◆ SET TASK
Gather up the lines that contain "this".

Figure collection entries
* * *

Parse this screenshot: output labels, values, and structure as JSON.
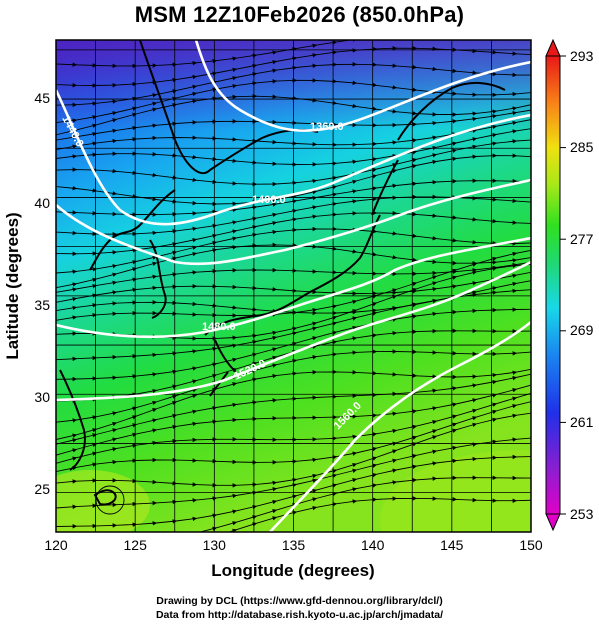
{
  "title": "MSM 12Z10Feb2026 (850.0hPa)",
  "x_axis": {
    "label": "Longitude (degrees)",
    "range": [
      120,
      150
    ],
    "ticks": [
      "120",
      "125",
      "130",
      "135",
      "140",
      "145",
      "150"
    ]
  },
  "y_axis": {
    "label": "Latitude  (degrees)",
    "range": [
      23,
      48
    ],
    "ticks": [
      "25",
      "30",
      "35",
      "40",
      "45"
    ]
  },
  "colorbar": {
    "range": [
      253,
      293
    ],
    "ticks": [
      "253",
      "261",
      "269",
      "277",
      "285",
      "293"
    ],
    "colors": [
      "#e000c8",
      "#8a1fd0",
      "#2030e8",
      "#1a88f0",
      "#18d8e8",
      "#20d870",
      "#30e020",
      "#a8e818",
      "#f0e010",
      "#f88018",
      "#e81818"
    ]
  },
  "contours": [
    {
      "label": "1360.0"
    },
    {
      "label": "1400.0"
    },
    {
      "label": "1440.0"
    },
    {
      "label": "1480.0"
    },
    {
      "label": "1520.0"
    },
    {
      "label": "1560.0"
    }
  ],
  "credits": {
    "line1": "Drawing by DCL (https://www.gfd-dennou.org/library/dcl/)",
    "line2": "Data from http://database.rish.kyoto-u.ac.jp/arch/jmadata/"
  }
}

* * *

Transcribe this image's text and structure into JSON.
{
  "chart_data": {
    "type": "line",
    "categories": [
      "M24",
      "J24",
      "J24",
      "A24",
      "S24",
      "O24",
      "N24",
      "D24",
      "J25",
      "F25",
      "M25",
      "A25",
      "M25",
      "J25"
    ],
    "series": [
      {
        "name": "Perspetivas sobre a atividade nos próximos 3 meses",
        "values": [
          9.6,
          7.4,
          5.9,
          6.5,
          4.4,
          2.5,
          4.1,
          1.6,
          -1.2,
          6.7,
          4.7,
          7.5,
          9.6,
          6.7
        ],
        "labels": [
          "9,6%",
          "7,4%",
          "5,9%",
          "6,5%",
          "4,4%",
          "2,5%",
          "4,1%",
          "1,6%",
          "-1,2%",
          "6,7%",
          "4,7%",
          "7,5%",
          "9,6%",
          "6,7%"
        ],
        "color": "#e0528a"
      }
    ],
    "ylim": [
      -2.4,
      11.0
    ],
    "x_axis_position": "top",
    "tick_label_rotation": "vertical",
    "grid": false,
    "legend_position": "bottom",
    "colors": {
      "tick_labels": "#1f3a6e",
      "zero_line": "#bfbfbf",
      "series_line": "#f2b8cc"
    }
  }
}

* * *

◆ TASK SOLUTION
Parse this screenshot: output labels, values, and structure as JSON.
Transcribe this image's text and structure into JSON.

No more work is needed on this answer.